### Materials provided

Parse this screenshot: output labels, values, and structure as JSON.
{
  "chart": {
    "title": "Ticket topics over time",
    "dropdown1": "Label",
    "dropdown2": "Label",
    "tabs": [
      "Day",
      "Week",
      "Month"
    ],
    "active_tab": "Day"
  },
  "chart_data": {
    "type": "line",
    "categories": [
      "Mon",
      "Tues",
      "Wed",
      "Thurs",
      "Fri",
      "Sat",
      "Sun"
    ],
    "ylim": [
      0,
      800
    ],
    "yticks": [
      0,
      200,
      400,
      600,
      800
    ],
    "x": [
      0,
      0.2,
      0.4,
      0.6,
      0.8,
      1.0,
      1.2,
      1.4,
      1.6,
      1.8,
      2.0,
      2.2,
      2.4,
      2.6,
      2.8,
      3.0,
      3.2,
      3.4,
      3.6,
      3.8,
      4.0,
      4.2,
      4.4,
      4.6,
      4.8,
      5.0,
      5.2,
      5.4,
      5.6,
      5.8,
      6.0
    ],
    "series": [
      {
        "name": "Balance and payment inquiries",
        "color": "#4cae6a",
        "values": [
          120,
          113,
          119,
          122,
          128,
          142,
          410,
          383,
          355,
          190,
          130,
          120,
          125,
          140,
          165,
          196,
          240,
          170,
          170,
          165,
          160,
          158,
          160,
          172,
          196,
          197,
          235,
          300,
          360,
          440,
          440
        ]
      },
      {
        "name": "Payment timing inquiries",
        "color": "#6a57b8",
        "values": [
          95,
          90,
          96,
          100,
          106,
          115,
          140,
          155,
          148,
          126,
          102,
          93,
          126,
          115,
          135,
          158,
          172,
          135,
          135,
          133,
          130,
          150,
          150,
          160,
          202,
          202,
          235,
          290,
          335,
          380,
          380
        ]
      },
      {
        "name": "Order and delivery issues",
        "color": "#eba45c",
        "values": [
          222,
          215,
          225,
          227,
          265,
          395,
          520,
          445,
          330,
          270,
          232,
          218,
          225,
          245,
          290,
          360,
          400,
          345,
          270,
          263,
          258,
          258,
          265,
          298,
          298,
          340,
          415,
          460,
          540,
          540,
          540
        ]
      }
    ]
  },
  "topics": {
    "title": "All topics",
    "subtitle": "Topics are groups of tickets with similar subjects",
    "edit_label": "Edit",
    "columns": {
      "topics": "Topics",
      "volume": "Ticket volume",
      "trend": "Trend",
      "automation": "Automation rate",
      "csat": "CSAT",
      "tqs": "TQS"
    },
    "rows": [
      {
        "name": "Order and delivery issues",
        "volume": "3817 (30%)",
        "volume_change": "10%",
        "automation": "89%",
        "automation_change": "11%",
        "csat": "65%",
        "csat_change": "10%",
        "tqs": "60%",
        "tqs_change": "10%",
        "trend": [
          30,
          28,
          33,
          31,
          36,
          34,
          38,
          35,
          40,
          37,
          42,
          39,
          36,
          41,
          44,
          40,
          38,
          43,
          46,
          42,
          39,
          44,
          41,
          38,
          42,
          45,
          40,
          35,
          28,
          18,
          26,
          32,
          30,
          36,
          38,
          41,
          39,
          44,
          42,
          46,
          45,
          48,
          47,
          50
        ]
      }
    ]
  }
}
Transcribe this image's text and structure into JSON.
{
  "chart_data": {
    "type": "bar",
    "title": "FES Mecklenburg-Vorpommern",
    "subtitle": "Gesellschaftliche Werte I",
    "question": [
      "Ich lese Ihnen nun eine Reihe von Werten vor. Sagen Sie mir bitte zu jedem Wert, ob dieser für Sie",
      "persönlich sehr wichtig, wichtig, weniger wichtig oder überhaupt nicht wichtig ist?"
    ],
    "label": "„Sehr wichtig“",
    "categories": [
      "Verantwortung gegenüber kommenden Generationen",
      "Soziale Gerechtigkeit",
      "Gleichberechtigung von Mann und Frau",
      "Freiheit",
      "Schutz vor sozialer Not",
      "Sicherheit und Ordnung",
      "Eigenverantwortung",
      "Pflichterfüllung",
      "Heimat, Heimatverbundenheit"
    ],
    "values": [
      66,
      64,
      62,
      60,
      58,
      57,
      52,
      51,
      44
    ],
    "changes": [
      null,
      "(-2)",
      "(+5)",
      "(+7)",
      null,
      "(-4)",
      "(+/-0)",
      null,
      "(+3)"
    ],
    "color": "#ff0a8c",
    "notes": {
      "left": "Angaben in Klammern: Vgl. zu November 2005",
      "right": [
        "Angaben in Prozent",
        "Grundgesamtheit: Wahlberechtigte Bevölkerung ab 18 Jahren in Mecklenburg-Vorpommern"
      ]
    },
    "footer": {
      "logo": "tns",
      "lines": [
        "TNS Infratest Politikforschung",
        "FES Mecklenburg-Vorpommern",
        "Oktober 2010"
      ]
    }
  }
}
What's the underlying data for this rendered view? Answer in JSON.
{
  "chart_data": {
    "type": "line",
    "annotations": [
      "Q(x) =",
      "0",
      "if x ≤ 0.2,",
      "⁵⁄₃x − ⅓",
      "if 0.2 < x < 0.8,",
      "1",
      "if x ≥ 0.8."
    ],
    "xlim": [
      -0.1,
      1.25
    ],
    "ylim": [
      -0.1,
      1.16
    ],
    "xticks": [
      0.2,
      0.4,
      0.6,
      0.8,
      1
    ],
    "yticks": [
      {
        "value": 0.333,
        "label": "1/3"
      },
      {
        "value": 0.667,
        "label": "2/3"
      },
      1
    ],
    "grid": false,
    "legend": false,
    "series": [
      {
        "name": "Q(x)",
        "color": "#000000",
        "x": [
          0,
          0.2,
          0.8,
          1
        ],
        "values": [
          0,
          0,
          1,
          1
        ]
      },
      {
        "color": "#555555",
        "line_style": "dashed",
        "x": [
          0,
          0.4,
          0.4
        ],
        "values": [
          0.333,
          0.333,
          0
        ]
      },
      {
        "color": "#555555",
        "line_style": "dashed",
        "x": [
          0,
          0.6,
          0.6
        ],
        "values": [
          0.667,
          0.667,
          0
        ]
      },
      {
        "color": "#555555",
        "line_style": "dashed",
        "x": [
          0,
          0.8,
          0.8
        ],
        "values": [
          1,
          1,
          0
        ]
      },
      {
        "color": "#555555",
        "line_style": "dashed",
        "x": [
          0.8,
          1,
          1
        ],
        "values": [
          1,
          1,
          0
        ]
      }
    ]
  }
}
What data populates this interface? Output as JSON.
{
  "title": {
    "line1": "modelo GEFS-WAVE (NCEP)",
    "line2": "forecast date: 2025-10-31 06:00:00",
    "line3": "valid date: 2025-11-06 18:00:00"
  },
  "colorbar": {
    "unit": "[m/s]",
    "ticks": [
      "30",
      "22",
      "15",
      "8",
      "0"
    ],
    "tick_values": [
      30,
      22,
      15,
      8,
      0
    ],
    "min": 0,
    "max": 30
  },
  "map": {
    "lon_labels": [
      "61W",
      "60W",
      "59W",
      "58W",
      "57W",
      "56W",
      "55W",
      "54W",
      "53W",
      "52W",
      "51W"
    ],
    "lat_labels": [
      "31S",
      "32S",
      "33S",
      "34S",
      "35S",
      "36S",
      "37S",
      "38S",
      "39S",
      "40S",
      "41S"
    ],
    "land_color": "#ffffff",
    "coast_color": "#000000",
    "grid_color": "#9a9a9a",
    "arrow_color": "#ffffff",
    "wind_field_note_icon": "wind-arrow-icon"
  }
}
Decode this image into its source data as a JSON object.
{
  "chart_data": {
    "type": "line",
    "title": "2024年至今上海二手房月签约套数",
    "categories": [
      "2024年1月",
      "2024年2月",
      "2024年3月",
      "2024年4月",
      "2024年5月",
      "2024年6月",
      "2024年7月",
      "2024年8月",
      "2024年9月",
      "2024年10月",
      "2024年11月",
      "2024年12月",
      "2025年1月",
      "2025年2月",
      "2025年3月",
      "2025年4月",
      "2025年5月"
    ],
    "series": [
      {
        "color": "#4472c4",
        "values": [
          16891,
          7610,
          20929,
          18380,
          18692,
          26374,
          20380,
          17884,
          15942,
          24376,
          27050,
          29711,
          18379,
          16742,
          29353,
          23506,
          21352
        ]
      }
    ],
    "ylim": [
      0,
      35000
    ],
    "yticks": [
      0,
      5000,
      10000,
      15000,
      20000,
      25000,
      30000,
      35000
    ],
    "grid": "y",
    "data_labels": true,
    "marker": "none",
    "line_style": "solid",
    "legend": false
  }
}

### Short exercise
All lines above with "What" in them should be returned.

### Output of the exercise
What's the underlying data for this rendered view? Answer in JSON.
What data populates this interface? Output as JSON.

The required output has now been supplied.